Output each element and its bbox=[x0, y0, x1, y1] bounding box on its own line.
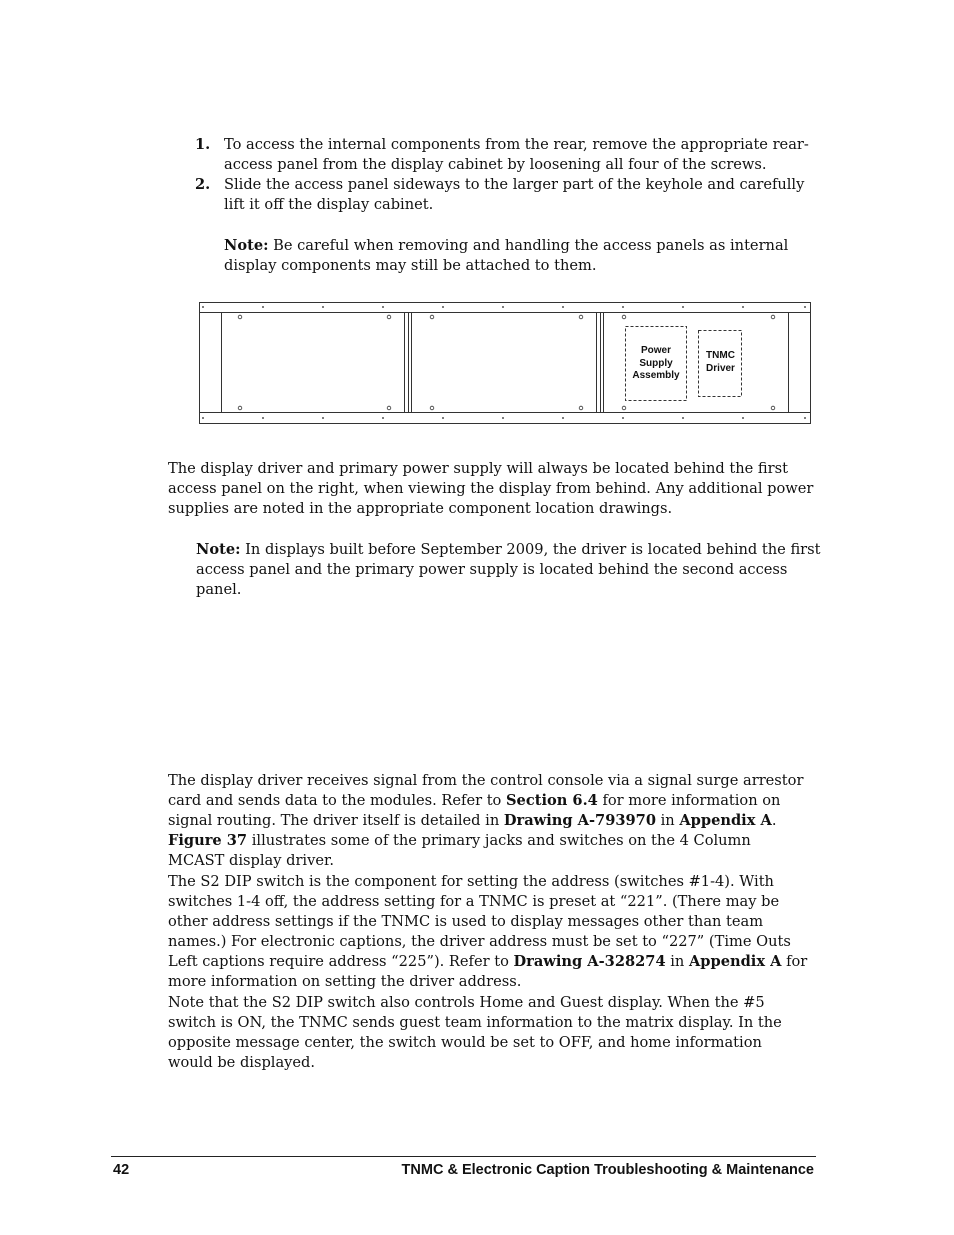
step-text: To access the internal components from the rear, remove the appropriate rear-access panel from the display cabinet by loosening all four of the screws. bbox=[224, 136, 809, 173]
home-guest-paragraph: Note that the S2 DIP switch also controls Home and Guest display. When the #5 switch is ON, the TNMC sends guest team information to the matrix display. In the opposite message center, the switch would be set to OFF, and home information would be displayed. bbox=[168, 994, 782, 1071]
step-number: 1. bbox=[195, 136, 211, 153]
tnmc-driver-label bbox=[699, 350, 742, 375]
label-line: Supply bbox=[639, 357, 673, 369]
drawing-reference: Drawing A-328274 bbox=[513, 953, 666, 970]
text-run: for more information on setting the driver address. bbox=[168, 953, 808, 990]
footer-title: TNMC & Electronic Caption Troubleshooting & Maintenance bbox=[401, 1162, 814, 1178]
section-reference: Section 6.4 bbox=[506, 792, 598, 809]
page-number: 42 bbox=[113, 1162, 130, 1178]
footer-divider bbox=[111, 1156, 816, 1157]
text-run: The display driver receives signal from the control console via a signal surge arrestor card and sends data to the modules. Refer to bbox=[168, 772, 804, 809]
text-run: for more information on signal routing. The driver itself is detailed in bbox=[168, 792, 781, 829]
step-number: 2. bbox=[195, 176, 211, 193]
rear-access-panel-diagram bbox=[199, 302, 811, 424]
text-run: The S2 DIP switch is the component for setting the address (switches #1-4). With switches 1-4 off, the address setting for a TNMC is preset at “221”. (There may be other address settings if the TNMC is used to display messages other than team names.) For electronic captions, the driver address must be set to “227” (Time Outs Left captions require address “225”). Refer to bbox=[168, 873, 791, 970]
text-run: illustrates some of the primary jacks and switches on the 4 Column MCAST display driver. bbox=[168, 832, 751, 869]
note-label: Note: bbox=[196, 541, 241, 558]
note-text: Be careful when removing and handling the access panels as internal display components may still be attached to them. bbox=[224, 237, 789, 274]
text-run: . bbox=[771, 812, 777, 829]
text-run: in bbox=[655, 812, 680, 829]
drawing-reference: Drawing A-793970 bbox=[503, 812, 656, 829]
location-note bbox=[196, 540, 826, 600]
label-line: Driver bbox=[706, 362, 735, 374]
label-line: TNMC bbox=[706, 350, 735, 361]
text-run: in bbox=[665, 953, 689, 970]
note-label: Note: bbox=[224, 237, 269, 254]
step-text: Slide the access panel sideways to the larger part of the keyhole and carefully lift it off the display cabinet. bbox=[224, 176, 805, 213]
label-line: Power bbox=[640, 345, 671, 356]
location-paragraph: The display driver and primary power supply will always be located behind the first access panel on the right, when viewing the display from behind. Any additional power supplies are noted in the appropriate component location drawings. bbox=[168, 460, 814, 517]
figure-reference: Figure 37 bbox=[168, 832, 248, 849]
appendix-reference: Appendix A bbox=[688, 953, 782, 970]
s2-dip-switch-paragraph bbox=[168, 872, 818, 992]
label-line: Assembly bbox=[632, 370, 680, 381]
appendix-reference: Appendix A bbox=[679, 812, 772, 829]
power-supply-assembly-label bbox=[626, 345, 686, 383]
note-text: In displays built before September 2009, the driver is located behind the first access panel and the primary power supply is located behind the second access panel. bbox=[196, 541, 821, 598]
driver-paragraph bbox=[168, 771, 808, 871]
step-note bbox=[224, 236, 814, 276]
+===+
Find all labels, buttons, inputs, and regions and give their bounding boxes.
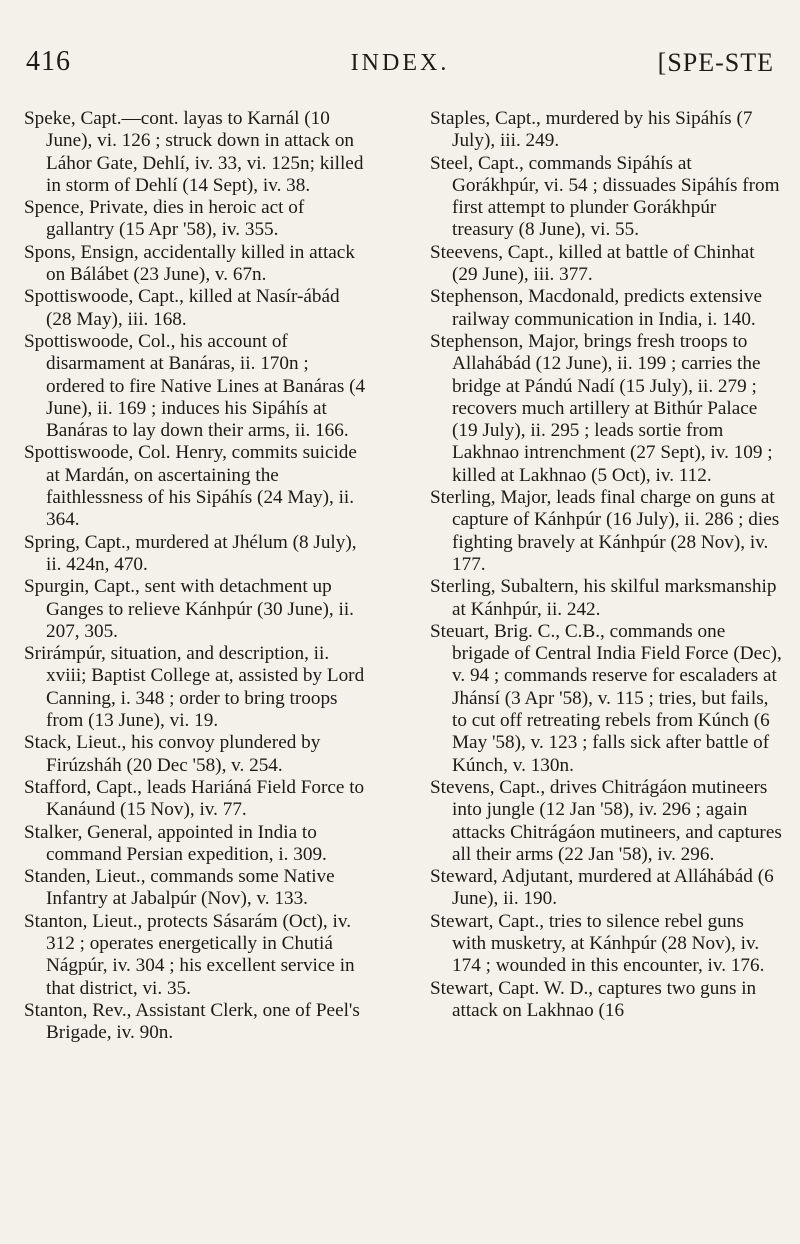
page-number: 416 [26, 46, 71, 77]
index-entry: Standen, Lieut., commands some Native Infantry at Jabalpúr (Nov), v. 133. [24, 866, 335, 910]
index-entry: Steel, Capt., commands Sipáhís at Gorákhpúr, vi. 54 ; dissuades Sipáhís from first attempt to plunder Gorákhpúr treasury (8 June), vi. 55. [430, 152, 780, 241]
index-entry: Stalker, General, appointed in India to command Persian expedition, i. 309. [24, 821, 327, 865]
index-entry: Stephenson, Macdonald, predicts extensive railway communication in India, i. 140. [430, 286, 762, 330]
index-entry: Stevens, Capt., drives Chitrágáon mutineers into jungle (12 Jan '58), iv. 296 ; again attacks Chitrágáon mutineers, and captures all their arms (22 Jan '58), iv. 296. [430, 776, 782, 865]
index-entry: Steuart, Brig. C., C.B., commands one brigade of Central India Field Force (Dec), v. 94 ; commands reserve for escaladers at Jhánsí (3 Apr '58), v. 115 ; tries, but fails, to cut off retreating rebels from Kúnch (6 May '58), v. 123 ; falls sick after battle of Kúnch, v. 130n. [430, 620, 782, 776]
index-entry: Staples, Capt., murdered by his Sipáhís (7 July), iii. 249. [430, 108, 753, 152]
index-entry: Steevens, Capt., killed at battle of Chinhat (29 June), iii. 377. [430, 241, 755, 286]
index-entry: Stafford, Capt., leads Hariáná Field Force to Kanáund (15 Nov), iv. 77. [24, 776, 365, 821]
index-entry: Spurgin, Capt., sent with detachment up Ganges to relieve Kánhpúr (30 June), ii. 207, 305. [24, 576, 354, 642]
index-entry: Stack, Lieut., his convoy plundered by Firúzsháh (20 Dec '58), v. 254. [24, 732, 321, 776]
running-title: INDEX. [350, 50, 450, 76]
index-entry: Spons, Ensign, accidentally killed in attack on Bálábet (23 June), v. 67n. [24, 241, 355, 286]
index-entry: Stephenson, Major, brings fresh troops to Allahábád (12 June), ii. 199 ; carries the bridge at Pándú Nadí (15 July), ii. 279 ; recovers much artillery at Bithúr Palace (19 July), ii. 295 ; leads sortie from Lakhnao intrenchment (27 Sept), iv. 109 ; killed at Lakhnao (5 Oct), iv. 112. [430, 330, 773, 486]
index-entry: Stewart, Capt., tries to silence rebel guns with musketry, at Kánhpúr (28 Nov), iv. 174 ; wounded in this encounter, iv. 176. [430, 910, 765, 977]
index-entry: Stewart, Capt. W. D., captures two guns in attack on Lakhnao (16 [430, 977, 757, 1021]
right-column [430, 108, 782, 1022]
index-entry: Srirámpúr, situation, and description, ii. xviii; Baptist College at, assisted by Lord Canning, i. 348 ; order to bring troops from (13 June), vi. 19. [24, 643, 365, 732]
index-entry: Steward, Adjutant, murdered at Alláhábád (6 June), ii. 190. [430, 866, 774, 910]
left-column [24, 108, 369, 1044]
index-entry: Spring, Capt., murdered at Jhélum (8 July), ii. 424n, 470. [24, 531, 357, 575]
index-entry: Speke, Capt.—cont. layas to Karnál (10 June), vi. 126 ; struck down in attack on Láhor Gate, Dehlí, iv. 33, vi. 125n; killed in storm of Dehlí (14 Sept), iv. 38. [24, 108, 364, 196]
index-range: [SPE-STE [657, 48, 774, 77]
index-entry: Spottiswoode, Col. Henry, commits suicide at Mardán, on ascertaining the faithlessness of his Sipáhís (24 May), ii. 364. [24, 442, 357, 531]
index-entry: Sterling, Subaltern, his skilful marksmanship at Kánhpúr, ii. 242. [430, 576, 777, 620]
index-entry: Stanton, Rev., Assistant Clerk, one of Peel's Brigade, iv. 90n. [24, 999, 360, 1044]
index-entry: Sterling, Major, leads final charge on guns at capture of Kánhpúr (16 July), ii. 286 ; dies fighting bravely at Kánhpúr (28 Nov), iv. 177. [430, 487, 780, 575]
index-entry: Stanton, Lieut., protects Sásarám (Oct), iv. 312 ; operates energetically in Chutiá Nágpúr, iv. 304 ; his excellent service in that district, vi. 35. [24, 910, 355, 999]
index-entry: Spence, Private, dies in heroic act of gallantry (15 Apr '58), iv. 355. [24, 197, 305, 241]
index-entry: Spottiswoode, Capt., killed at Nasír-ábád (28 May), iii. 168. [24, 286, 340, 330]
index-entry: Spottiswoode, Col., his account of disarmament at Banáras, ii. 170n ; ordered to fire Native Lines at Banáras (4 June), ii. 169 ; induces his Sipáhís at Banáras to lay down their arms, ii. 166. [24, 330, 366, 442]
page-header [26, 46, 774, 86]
+===+
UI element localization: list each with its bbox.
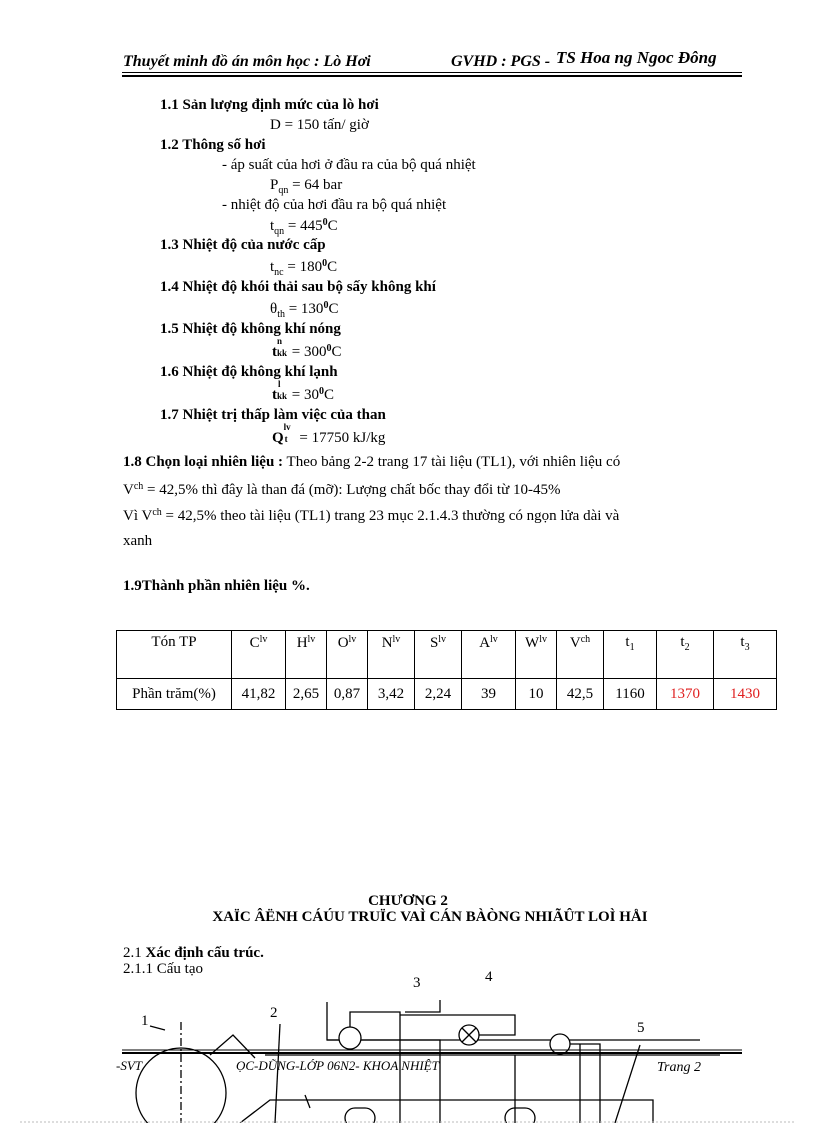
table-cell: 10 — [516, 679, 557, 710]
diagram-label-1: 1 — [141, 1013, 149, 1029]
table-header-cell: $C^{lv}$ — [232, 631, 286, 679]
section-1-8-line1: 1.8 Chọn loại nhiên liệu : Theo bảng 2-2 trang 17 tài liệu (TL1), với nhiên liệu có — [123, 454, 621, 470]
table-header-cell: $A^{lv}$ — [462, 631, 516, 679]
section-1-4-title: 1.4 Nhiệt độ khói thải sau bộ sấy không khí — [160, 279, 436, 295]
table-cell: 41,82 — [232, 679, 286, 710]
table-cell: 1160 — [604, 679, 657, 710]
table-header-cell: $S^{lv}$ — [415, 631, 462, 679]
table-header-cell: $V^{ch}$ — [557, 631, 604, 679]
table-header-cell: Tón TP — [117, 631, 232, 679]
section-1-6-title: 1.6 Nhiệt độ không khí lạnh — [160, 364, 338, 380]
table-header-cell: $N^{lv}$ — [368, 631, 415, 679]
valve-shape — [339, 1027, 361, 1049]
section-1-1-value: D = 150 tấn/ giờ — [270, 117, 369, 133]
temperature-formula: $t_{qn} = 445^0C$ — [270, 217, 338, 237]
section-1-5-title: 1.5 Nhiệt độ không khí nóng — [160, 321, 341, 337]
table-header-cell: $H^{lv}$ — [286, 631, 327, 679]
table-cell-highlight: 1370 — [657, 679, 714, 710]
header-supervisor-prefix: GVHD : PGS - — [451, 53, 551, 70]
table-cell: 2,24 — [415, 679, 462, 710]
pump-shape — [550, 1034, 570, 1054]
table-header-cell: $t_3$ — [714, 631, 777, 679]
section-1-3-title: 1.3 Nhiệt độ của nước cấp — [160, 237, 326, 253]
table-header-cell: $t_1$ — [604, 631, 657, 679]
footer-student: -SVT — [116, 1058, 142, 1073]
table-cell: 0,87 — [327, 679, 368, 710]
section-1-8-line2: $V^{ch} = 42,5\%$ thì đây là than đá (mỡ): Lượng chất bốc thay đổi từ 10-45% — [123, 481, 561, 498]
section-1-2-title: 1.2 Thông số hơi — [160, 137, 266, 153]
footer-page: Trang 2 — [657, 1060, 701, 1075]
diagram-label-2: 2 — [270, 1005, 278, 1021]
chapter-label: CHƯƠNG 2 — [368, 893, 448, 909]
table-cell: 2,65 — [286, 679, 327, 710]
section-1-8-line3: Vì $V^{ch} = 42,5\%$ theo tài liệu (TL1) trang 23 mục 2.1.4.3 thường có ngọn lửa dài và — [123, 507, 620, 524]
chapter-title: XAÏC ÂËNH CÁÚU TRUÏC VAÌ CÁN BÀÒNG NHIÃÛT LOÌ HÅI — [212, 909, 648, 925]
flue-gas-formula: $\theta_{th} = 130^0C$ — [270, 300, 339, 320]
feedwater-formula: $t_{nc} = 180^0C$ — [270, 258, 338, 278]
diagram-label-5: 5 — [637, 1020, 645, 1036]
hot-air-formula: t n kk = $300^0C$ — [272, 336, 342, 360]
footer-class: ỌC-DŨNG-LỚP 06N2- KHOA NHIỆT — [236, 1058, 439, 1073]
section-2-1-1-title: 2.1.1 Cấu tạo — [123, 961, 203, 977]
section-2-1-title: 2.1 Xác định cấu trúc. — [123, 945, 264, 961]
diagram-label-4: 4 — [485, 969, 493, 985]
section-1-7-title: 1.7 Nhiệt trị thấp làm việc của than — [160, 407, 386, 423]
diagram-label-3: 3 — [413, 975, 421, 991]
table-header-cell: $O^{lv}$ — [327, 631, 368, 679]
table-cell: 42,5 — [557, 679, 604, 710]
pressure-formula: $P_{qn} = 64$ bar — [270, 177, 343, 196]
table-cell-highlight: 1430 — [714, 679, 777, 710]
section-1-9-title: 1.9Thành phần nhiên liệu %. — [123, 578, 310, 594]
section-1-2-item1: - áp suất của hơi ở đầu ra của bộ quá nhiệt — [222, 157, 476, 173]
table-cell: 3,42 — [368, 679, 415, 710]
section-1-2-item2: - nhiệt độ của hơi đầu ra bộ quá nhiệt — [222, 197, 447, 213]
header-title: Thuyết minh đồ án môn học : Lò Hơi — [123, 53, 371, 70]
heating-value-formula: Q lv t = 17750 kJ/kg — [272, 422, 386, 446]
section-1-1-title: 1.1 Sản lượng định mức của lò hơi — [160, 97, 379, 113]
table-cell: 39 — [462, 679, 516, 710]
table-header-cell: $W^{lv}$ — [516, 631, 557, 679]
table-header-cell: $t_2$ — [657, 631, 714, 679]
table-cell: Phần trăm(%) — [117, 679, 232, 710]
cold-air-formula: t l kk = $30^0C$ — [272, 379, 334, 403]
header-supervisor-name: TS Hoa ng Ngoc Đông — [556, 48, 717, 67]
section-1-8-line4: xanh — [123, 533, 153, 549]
+===+
◆ WHAT THE EXERCISE ASKS ◆
Locate each line above that contains the word "appendix", and copy every such line in full.

◆ COMPLETED TASK ◆
appendix-reference: Appendix A bbox=[688, 953, 782, 970]
appendix-reference: Appendix A bbox=[679, 812, 772, 829]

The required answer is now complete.